Dokument:

Ingolf Lück

Bastian Pastewka holt schon lange nicht mehr den Brisko Schneider aus dem Schrank. Anke Engelke verwandelt sich nur noch zu besonderen Anlässen in Ricky mit ihrem Popsofa. Nur Ingolf Lück gibt immer noch den „Ingolf Lück“ aus der „Wochenshow“.

Ich bin mir nicht sicher, ob das ein gutes Zeichen ist.

„Ingolf Lück“ ist die Parodie eines Fernsehmoderators. Immer eine Spur, nein: drei zu laut, die Gesten zu groß, das Lächeln zu breit. Wenn er lacht, ist es ein demonstratives, comicartiges „Ä-hää-hä“. „Ingolf Lück“ hat das gerääuschvollste Einatmen im deutschen Fernsehen: Jedesmal, wenn er Luft holt, macht das ein heftiges Schnarren, in dem man, wenn man will, die Angst des Fernsehmoderators vor der Stille hören kann, die atemlose Panik vor jedem Zur-Ruhe-Kommen. Und dann das „äh“, das „Ingolf Lück“ fast immer direkt am vorhergehenden Wort andockt: „Herzlich Willkommen bei-äh…“. In schlechten Momenten hängt diese Silbe am Ende jedes einzelnen Wortes. Oder dehnt sich, bei Bedarf, zu scheinbar beliebiger Länge, bis das Publikum endlich lacht oder applaudiert.

Dieser „Lück“ ist natürlich eine Kunstfigur. Die übertriebene und undifferenzierte Euphorie, mit der er jeden Moment jeder noch so belanglosen Show moderiert, muss eine Satire sein. Ein Mittel zu zeigen, wie egal das hier alles ist. Wie künstlich. Und wie frei von jedem Grund, euphorisch zu sein.

Aber längst ist Ingolf Lück im Fernsehen nicht mehr von „Ingolf Lück“ zu unterscheiden. Egal, was er moderiert, ob die Pro-Sieben-Panelshow „Die 100 nervigsten irgendwas“, die ZDF-Panelshow „Nachgetreten“ oder die neue Kabel-1-Panelshow „Darf man das?“, an der das einzig Bemerkenswerte ist, daß sie letzte Woche mehr junge Zuschauer hatte als der gleichzeitig laufende Sat.1-Hochglanz-Thriller „Blackout“ — er moderiert es immer in derselben Art, die einmal eine Parodie war, und heute einfach die Art, wie Ingolf Lück eine Sendung moderiert. Kein anderer Fernsehmoderator ist in den vielen Jahren auf dem Bildschirm so sehr eins geworden mit der eigenen Karikatur wie Ingolf Lück — mit Ausnahme vielleicht von, ja, Servus, Herrschaften, Thomas Gottschalk. Aber im Zweifelsfall ist es dann vermutlich doch angenehmer, als seine eigene Karikatur Claudia Schiffer und die neue Single von Justin Timberlake anzusagen, als Lou Richter und einen gespielten Witz von Christina Plate.

Annotationen zum Bildlayout:
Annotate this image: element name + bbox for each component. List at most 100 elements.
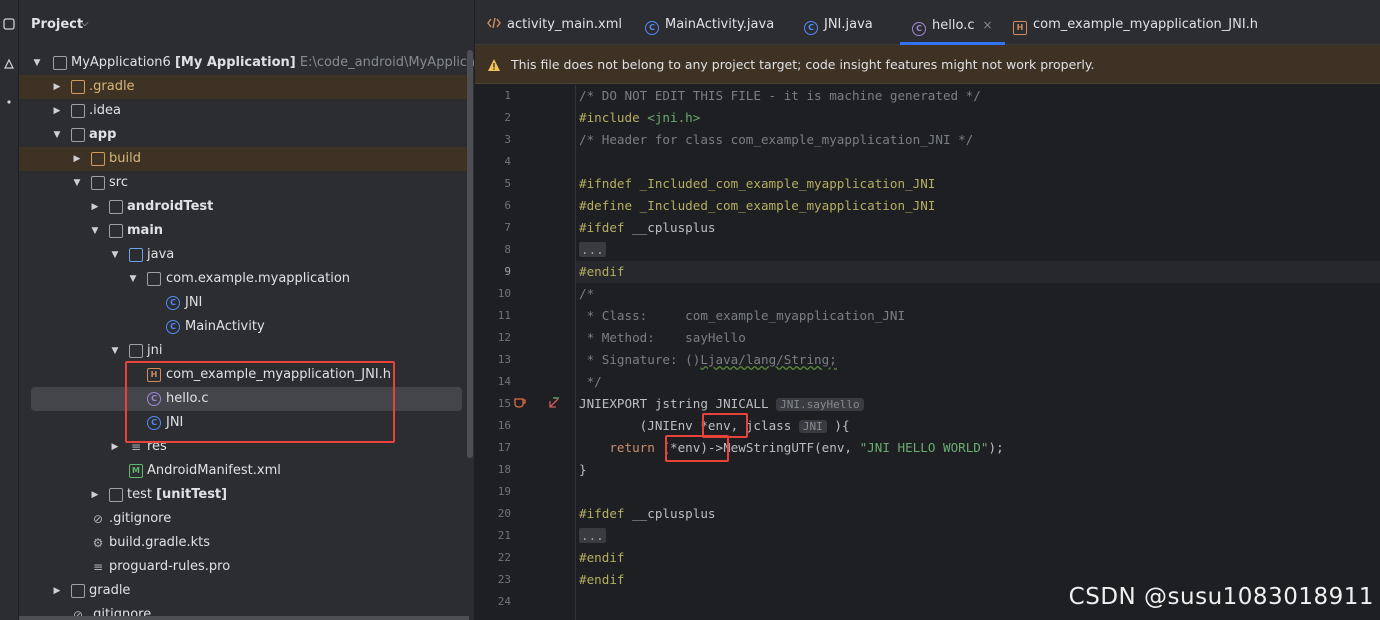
tree-item-jni-class[interactable]: C JNI: [19, 291, 467, 315]
expanded-arrow-icon[interactable]: ▼: [109, 243, 121, 267]
code-line-14[interactable]: */: [579, 371, 602, 393]
tab-mainactivity-java[interactable]: C MainActivity.java: [645, 0, 774, 45]
code-line-2[interactable]: #include <jni.h>: [579, 107, 700, 129]
line-number: 6: [504, 199, 511, 212]
expanded-arrow-icon[interactable]: ▼: [109, 339, 121, 363]
horizontal-scrollbar[interactable]: [19, 616, 469, 620]
collapsed-arrow-icon[interactable]: ▶: [109, 435, 121, 459]
code-line-21[interactable]: ...: [579, 525, 606, 547]
line-number: 22: [497, 551, 511, 564]
tab-jni-java[interactable]: C JNI.java: [804, 0, 873, 45]
tree-item-build-gradle[interactable]: ⚙ build.gradle.kts: [19, 531, 467, 555]
tree-item-app[interactable]: ▼ app: [19, 123, 467, 147]
tree-item-test[interactable]: ▶ test [unitTest]: [19, 483, 467, 507]
code-line-9[interactable]: #endif: [579, 261, 625, 283]
editor-gutter: 1 2 3 4 5 6 7 8 9 10 11 12 13 14 15 16 1…: [475, 85, 576, 620]
tree-item-src[interactable]: ▼ src: [19, 171, 467, 195]
tree-item-label: java: [147, 247, 175, 262]
code-line-7[interactable]: #ifdef __cplusplus: [579, 217, 716, 239]
collapsed-arrow-icon[interactable]: ▶: [51, 99, 63, 123]
tree-item-manifest[interactable]: M AndroidManifest.xml: [19, 459, 467, 483]
code-line-8[interactable]: ...: [579, 239, 606, 261]
module-folder-icon: [71, 128, 85, 142]
tree-item-label: JNI: [185, 295, 203, 310]
tree-item-label: MyApplication6 [My Application] E:\code_…: [71, 55, 474, 70]
close-icon[interactable]: ×: [982, 18, 992, 32]
code-line-22[interactable]: #endif: [579, 547, 625, 569]
more-tools-icon[interactable]: [2, 96, 16, 110]
tab-activity-main-xml[interactable]: activity_main.xml: [487, 0, 622, 45]
line-number: 12: [497, 331, 511, 344]
editor-tab-bar: activity_main.xml C MainActivity.java C JN…: [475, 0, 1380, 45]
code-line-1[interactable]: /* DO NOT EDIT THIS FILE - it is machine…: [579, 85, 981, 107]
collapsed-arrow-icon[interactable]: ▶: [51, 75, 63, 99]
tree-item-package[interactable]: ▼ com.example.myapplication: [19, 267, 467, 291]
folder-icon: [91, 176, 105, 190]
code-line-23[interactable]: #endif: [579, 569, 625, 591]
collapsed-arrow-icon[interactable]: ▶: [51, 579, 63, 603]
tree-item-label: MainActivity: [185, 319, 265, 334]
tree-item-proguard[interactable]: ≡ proguard-rules.pro: [19, 555, 467, 579]
code-line-3[interactable]: /* Header for class com_example_myapplic…: [579, 129, 973, 151]
collapsed-arrow-icon[interactable]: ▶: [89, 195, 101, 219]
tree-item-label: build.gradle.kts: [109, 535, 211, 550]
module-folder-icon: [53, 56, 67, 70]
tab-jni-header[interactable]: Hcom_example_myapplication_JNI.h: [1013, 0, 1258, 45]
tree-item-jni-folder[interactable]: ▼ jni: [19, 339, 467, 363]
tree-item-gitignore-app[interactable]: ⊘ .gitignore: [19, 507, 467, 531]
project-tool-icon[interactable]: [2, 18, 16, 32]
line-number: 17: [497, 441, 511, 454]
tree-item-label: androidTest: [127, 199, 214, 214]
commit-tool-icon[interactable]: [2, 58, 16, 72]
collapsed-arrow-icon[interactable]: ▶: [71, 147, 83, 171]
expanded-arrow-icon[interactable]: ▼: [127, 267, 139, 291]
tree-item-gradle[interactable]: ▶ gradle: [19, 579, 467, 603]
project-panel-title[interactable]: Project: [31, 17, 83, 32]
code-line-15[interactable]: JNIEXPORT jstring JNICALL JNI.sayHello: [579, 393, 864, 415]
tree-item-idea[interactable]: ▶ .idea: [19, 99, 467, 123]
tab-label: hello.c: [932, 18, 975, 33]
tree-item-root-module[interactable]: ▼ MyApplication6 [My Application] E:\cod…: [19, 51, 474, 75]
code-line-17[interactable]: return (*env)->NewStringUTF(env, "JNI HE…: [579, 437, 1003, 459]
code-line-10[interactable]: /*: [579, 283, 594, 305]
tree-item-java[interactable]: ▼ java: [19, 243, 467, 267]
line-number: 8: [504, 243, 511, 256]
class-icon: C: [804, 21, 818, 35]
tab-hello-c[interactable]: Chello.c ×: [900, 0, 1005, 45]
warning-icon: [487, 57, 501, 71]
expanded-arrow-icon[interactable]: ▼: [31, 51, 43, 75]
tree-item-label: .gradle: [89, 79, 135, 94]
package-icon: [147, 272, 161, 286]
jni-native-icon[interactable]: [513, 396, 527, 412]
expanded-arrow-icon[interactable]: ▼: [71, 171, 83, 195]
code-line-6[interactable]: #define _Included_com_example_myapplicat…: [579, 195, 935, 217]
line-number: 3: [504, 133, 511, 146]
line-number: 24: [497, 595, 511, 608]
code-line-12[interactable]: * Method: sayHello: [579, 327, 746, 349]
folder-icon: [71, 584, 85, 598]
navigate-to-declaration-icon[interactable]: [546, 396, 560, 412]
watermark-text: CSDN @susu1083018911: [1068, 584, 1374, 610]
expanded-arrow-icon[interactable]: ▼: [89, 219, 101, 243]
expanded-arrow-icon[interactable]: ▼: [51, 123, 63, 147]
test-folder-icon: [109, 200, 123, 214]
tree-item-main[interactable]: ▼ main: [19, 219, 467, 243]
code-line-20[interactable]: #ifdef __cplusplus: [579, 503, 716, 525]
code-line-13[interactable]: * Signature: ()Ljava/lang/String;: [579, 349, 837, 371]
c-file-icon: C: [912, 22, 926, 36]
code-line-11[interactable]: * Class: com_example_myapplication_JNI: [579, 305, 905, 327]
code-line-5[interactable]: #ifndef _Included_com_example_myapplicat…: [579, 173, 935, 195]
collapsed-arrow-icon[interactable]: ▶: [89, 483, 101, 507]
chevron-down-icon[interactable]: ⌵: [81, 18, 89, 29]
tree-item-mainactivity[interactable]: C MainActivity: [19, 315, 467, 339]
annotation-box-jni-files: [125, 361, 395, 443]
tree-item-build[interactable]: ▶ build: [19, 147, 467, 171]
line-number: 10: [497, 287, 511, 300]
line-number: 4: [504, 155, 511, 168]
folded-code-placeholder: ...: [579, 528, 606, 543]
code-line-18[interactable]: }: [579, 459, 587, 481]
tree-item-androidtest[interactable]: ▶ androidTest: [19, 195, 467, 219]
tree-item-gradle-dir[interactable]: ▶ .gradle: [19, 75, 467, 99]
vertical-scrollbar[interactable]: [467, 50, 473, 458]
folder-icon: [71, 80, 85, 94]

Aufgabenstellung: Führen Sie den Text über Ingolf Lück im Anschluss an seinen letzten Satz weiter.

Antwort:
Ich weiß nicht, ob es für Ingolf Lück ein Segen ist, daß die Fernsehsender ihre Sendungen offenbar immer wieder von „Ingolf Lück“ moderieren lassen wollen. Oder ein Fluch.

(c) Frankfurter Allgemeine Sonntagszeitung

16 Replies to “Ingolf Lück”

  1. Wenn Du Dir dagegen die Formel 1-Show auf Kabel 1 anschaust (die, wo der ehemalige Bohlen Partner moderiert), da schafft Lück es völlig ohne stottern, ähs und gackern über Stars und Musikstücke aus seiner Zeit als Formel 1 Moderator zu reden.
    Es gibt ihn also noch, den normalen Lück. Er offenbar nur für die „Comedy-Formate“ nicht erwünscht.

  2. Ungefähr kann ich mir erklären was eine Panelshow sein soll – nur genau nicht. Ich bitte um eine Erklärung oder einen Link, denn Google wollte mir nicht helfen.

  3. @Stefanie: In einer Panelshow sitzen Menschen wie Mirja Boes, Bernhard Hoecker, Lou Richter oder Guido Cantz beisammen und versuchen, Fragen des Moderators zu beantworten und vor allem: lustig zu sein. Erfolgreichste Beispiele in Deutschland: „Sieben Tage, sieben Köpfe“, „Genial daneben“.

  4. @farlion – Lücks Auftritte in „Best of Formel Eins“ sind doch aber ganz grässlich auf witzig getrimmt, letztlich jedoch genauso schal wie die Bemerkungen der unerträgliche Stefanie Tücking und des Gähn-Moderators Kai Böcking. Mich macht der Typ einfach aggressiv.

  5. @h
    Dann habe ich letzte Woche wohl eine Ausnahmesendung gesehen. Denn da kam Lück, im Vergleich zu seinen sonstigen Shows, eher seriös daher.

  6. war lück tatsächlich mal irgendwann lustig? oder dachte man in den trüben 80ern nur das wäre humor, genau wie man gottschalk für charmant hielt und bill cosby und alf für frech.

    wir hatten doch nix damals. nix hatten wir. da wurde weggelacht was kam.

  7. Mir ging es ja neulich so:

    Entdecke gerade in der TV-Zeitung die wunderbare Sendung „Die 100 nervigsten Deutschen“ und bin überrascht, dass Pro7 die Bekanntgabe der – wenig überraschenden – TOP 4 mit Ingolf Lück, Kim Fischer, Hans Werner Olm und Elton bereits zum Vorabdruck zugelassen hat.

    Rasch bemerke ich meinen Irrtum. Es handelt sich lediglich um die Namen des Moderators und seiner Gäste.

  8. @Heydrich: Recht haben sie, junger Mann. Wo man doch am Wannsee sitzen und die Probleme lösen könnte, nicht wahr?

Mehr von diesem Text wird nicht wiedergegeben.